Element position data

※

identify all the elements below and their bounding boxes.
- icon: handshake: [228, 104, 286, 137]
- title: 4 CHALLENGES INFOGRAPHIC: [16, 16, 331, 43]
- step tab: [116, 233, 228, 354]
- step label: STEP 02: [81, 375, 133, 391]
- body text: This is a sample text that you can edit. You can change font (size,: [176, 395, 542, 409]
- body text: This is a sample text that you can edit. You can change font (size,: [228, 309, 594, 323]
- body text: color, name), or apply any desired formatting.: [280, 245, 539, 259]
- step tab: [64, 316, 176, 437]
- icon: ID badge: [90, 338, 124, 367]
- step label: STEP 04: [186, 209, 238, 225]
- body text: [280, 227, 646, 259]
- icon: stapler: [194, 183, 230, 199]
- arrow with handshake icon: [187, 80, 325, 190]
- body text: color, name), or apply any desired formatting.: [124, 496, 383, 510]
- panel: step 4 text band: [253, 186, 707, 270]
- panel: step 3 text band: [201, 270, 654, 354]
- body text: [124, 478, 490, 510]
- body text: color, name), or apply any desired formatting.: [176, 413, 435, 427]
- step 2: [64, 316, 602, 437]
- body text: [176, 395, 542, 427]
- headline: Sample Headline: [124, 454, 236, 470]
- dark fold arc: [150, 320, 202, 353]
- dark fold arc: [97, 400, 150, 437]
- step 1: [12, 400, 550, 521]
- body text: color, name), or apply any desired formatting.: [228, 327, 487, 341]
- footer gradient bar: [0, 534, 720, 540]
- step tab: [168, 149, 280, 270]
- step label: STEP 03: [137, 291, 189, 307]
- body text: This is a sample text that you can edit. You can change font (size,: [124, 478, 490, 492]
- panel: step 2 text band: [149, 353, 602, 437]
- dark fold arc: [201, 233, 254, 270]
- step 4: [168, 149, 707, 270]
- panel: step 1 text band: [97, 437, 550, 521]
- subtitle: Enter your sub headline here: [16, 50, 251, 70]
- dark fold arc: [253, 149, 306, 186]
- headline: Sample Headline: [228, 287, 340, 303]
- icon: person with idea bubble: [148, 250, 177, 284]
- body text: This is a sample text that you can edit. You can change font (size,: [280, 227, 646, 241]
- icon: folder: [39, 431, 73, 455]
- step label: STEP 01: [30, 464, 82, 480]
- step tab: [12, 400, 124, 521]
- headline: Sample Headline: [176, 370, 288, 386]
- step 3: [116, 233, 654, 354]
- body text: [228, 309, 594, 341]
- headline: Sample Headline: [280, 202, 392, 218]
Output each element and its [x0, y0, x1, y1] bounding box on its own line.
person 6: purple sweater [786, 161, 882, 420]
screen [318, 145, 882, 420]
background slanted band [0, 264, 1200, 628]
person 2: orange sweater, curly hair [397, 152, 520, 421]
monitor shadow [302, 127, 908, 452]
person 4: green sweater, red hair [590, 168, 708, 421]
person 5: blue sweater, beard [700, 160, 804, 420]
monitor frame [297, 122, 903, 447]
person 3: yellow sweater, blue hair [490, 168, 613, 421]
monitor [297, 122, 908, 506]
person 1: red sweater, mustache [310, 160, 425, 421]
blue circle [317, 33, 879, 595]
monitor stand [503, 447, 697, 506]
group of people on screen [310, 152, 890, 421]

※

*GIVEN TASK*:
Put every line of the items above into a JSON list of strings, one string per line, leaving out blank lines.

*CORRECT ANSWER*:
[
  "identify all the elements below and their bounding boxes.",
  "- icon: handshake: [228, 104, 286, 137]",
  "- title: 4 CHALLENGES INFOGRAPHIC: [16, 16, 331, 43]",
  "- step tab: [116, 233, 228, 354]",
  "- step label: STEP 02: [81, 375, 133, 391]",
  "- body text: This is a sample text that you can edit. You can change font (size,: [176, 395, 542, 409]",
  "- body text: This is a sample text that you can edit. You can change font (size,: [228, 309, 594, 323]",
  "- body text: color, name), or apply any desired formatting.: [280, 245, 539, 259]",
  "- step tab: [64, 316, 176, 437]",
  "- icon: ID badge: [90, 338, 124, 367]",
  "- step label: STEP 04: [186, 209, 238, 225]",
  "- body text: [280, 227, 646, 259]",
  "- icon: stapler: [194, 183, 230, 199]",
  "- arrow with handshake icon: [187, 80, 325, 190]",
  "- body text: color, name), or apply any desired formatting.: [124, 496, 383, 510]",
  "- panel: step 4 text band: [253, 186, 707, 270]",
  "- panel: step 3 text band: [201, 270, 654, 354]",
  "- body text: [124, 478, 490, 510]",
  "- body text: color, name), or apply any desired formatting.: [176, 413, 435, 427]",
  "- step 2: [64, 316, 602, 437]",
  "- body text: [176, 395, 542, 427]",
  "- headline: Sample Headline: [124, 454, 236, 470]",
  "- dark fold arc: [150, 320, 202, 353]",
  "- dark fold arc: [97, 400, 150, 437]",
  "- step 1: [12, 400, 550, 521]",
  "- body text: color, name), or apply any desired formatting.: [228, 327, 487, 341]",
  "- footer gradient bar: [0, 534, 720, 540]",
  "- step tab: [168, 149, 280, 270]",
  "- step label: STEP 03: [137, 291, 189, 307]",
  "- body text: This is a sample text that you can edit. You can change font (size,: [124, 478, 490, 492]",
  "- panel: step 2 text band: [149, 353, 602, 437]",
  "- dark fold arc: [201, 233, 254, 270]",
  "- step 4: [168, 149, 707, 270]",
  "- panel: step 1 text band: [97, 437, 550, 521]",
  "- subtitle: Enter your sub headline here: [16, 50, 251, 70]",
  "- dark fold arc: [253, 149, 306, 186]",
  "- headline: Sample Headline: [228, 287, 340, 303]",
  "- icon: person with idea bubble: [148, 250, 177, 284]",
  "- body text: This is a sample text that you can edit. You can change font (size,: [280, 227, 646, 241]",
  "- icon: folder: [39, 431, 73, 455]",
  "- step label: STEP 01: [30, 464, 82, 480]",
  "- step tab: [12, 400, 124, 521]",
  "- headline: Sample Headline: [176, 370, 288, 386]",
  "- step 3: [116, 233, 654, 354]",
  "- body text: [228, 309, 594, 341]",
  "- headline: Sample Headline: [280, 202, 392, 218]",
  "Output each element and its [x0, y0, x1, y1] bounding box on its own line.",
  "person 6: purple sweater [786, 161, 882, 420]",
  "screen [318, 145, 882, 420]",
  "background slanted band [0, 264, 1200, 628]",
  "person 2: orange sweater, curly hair [397, 152, 520, 421]",
  "monitor shadow [302, 127, 908, 452]",
  "person 4: green sweater, red hair [590, 168, 708, 421]",
  "person 5: blue sweater, beard [700, 160, 804, 420]",
  "monitor frame [297, 122, 903, 447]",
  "person 3: yellow sweater, blue hair [490, 168, 613, 421]",
  "monitor [297, 122, 908, 506]",
  "person 1: red sweater, mustache [310, 160, 425, 421]",
  "blue circle [317, 33, 879, 595]",
  "monitor stand [503, 447, 697, 506]",
  "group of people on screen [310, 152, 890, 421]"
]